:: PAGE TEXT ::
+++++
I Decided, At Twelve, That I Would Be Bulimic
I panicked and gasped for air, unable to recognize myself, unwilling to recognize myself. Why did anyone ever love oneself so poorly?
By Tasnim Ahmed
I decided, at twelve, that I would be bulimic. During the day, I exercised for hours mimicking crunches and squats illustrated in my mother’s Jane Fonda workout book. Breakfast and lunches hidden behind bookshelves, in drawers, flushed down toilets, dinner eaten with regret, and afterward, more regret. I collapsed often, burning everything inside of me, and then going even further, burning when there was nothing left to burn, only to find myself five, ten minutes later against the cool mosaic floor of my bedroom. It was that summer a boy called me pretty. Imagine to be called pretty at twelve! When I met him again, a few summers ago, as we sat outside on a deck by the water, it was a cool day atypical of short London summers, and cornered on the train during rush hour, he was still the same, still too tall and a goofy unmistakeable smile. He had turned out to be such a wonderful person, someone so kind to tell a girl, of only twelve, that she was pretty. We hugged before I rushed into the station, and I hoped that I too could change, like him, only for the better.
+++++
:: Stored items ::
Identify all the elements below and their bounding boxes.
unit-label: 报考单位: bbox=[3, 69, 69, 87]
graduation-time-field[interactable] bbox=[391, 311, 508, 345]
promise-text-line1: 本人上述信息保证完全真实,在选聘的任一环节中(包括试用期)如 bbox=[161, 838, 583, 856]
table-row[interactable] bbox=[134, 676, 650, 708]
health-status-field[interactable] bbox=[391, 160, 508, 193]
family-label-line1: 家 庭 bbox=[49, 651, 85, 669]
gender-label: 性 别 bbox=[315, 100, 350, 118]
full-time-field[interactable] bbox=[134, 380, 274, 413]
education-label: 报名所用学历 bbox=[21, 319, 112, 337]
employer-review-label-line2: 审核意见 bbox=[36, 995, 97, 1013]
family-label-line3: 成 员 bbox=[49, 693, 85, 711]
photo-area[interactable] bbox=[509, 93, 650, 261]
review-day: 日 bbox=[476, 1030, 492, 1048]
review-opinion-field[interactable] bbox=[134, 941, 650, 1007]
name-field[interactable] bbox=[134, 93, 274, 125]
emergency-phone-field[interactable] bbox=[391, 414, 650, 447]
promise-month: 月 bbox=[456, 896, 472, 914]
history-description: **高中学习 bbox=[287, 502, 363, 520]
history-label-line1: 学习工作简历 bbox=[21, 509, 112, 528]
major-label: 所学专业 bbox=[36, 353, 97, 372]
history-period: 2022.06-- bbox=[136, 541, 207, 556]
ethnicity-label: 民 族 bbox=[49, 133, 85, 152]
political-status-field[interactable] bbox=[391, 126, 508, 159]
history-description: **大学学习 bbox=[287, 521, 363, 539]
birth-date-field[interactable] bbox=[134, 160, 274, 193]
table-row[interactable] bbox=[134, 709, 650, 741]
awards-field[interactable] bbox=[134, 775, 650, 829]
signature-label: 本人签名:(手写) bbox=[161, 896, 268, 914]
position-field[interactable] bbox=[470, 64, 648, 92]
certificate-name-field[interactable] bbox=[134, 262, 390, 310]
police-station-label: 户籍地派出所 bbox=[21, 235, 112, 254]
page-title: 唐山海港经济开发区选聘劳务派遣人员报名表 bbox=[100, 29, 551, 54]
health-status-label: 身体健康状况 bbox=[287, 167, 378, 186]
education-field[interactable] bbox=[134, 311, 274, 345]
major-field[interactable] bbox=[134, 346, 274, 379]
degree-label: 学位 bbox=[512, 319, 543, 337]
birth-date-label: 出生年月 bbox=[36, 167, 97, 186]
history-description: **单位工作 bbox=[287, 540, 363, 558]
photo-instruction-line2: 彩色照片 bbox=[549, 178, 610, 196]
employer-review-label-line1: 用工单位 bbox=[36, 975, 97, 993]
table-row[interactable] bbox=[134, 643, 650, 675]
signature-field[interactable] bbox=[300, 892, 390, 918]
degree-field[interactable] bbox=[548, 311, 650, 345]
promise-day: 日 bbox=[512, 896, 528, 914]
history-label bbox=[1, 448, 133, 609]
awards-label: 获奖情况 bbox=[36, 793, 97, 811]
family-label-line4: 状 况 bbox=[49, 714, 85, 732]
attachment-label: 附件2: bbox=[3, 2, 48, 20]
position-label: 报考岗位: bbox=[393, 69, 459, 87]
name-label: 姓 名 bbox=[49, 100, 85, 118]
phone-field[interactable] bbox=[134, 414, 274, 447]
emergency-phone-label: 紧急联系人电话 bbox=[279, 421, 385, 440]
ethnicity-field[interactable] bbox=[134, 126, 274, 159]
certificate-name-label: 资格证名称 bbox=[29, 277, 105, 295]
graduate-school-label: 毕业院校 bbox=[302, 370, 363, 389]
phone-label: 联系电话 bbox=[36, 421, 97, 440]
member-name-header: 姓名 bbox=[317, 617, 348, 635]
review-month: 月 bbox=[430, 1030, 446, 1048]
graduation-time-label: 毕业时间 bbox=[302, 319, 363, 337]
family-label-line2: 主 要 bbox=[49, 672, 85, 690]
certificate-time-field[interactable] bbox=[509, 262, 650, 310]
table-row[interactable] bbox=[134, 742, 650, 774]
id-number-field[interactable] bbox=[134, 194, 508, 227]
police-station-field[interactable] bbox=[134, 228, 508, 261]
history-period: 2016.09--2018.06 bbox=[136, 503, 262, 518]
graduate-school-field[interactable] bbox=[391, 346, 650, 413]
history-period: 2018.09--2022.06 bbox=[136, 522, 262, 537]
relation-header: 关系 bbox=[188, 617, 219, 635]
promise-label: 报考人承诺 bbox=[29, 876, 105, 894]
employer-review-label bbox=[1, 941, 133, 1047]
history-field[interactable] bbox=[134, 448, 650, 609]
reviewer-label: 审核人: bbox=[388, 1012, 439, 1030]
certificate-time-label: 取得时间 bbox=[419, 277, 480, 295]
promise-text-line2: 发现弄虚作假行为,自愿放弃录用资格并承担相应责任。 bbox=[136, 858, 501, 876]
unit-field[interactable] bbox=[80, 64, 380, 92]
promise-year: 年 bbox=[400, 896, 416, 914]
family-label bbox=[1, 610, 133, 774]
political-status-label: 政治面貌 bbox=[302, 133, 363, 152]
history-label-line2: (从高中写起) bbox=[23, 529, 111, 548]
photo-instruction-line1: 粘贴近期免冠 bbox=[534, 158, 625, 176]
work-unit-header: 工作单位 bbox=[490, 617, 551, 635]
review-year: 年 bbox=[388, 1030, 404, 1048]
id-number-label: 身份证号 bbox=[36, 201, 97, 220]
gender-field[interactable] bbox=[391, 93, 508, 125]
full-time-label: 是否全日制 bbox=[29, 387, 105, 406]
+++++
:: PROBLEMS AND TASKS ::
1. Using the essay about deciding at twelve to be bulimic, say whether each statement agrees with it: (a) the narrator's exercises were copied from the mother's Jane Fonda workout book; (b) the boy called the narrator pretty during a winter; (c) the later meeting happened on a day typical of London summers.
2. Carry on the essay about deciding at twelve to be bulimic, starting after its final sentence.

:: ANSWER SET ::
1.
(a) Yes: "mimicking crunches and squats illustrated in my mother’s Jane Fonda workout book"
(b) No: "It was that summer a boy called me pretty."
(c) No: "it was a cool day atypical of short London summers"

2.
I read endlessly, of the horrors: the corroding teeth, the heart attacks, the hair loss, the bruises upon the broken skin, the death. I scared myself, and I was afraid of death for days, until I was not afraid of death again. There were days I did not lock the door, did not play the music loudly, did not run the water in the bath tub and the sink, hoping to get caught, that she would hear the retching, hoping that my mother would catch me, drag me out and slap me and then cradle me in her arms and we would both cry and I would be better. She never caught me, but when a suffering is not born upon you and rather, the suffering is of your own selfish choosing, the only person capable of saving you is yourself.
A few months prior to that summer, I stopped. Ten years had been too long, and then, a few months ago, I was on my knees, crouched over the toilet, in disgust of myself and the place I had found myself again. I told him of the first time, but not of the second or the third. It wouldn’t have been right to anyway; we had stopped speaking as two people in love, instead we spoke now as two people falling apart in love, falling apart, in love. I could no longer find the words, and tore out the first two pages of the notebook he had given me, pages containing all that he made me feel, words I could no longer enunciate, sealed in an envelope, addressed to him. I held on to the third page, the page on which I had written that I loved him, I love you. I held on to the final page, holding on to love.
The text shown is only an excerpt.